Source records:
-- -- --
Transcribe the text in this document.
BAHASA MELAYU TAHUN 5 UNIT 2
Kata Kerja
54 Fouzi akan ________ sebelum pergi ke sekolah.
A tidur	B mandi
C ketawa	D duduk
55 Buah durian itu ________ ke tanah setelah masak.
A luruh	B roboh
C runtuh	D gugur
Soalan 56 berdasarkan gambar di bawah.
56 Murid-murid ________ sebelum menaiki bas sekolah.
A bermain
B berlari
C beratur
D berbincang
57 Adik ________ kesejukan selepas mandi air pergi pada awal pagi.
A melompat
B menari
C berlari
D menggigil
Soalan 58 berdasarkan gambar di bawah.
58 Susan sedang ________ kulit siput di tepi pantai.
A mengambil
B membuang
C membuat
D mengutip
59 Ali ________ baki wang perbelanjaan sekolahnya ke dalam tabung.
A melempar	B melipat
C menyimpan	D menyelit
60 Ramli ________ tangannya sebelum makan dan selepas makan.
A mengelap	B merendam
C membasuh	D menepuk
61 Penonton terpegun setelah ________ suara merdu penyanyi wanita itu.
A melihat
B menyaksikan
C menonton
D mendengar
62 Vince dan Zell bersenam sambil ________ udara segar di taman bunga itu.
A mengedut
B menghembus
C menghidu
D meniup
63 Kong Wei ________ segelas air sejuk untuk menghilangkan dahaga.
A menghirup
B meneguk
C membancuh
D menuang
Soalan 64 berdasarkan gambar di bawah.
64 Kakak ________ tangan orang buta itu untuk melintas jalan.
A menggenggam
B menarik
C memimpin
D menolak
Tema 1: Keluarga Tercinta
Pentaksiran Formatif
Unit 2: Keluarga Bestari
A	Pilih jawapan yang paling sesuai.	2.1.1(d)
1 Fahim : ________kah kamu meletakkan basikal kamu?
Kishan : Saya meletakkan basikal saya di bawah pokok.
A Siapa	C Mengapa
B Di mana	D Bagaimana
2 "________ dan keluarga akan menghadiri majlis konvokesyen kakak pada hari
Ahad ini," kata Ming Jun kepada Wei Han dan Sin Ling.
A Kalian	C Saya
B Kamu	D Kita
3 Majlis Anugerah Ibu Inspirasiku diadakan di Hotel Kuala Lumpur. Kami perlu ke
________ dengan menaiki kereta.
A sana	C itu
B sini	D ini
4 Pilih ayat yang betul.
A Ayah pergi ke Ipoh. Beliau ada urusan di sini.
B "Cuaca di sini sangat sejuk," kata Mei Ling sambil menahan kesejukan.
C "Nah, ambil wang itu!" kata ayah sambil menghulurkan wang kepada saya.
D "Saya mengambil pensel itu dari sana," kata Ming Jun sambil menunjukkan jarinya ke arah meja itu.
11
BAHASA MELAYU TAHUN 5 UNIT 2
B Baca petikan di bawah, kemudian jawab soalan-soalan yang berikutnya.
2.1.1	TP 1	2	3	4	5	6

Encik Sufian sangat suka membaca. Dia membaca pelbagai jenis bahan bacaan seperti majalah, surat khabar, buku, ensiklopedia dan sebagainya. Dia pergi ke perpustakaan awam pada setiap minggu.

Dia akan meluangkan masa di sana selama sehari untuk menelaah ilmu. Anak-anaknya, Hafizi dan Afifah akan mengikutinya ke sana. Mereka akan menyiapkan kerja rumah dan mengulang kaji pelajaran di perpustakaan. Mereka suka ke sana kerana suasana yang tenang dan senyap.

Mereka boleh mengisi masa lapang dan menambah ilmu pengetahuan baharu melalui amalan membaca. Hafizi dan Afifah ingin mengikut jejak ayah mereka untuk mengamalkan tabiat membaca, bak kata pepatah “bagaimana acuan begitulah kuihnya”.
-- -- --
**REQUIRED TASK**
Copy all lines from the material that include "meletakkan".

**SOLUTION FOR THIS TASK**
1 Fahim : ________kah kamu meletakkan basikal kamu?
Kishan : Saya meletakkan basikal saya di bawah pokok.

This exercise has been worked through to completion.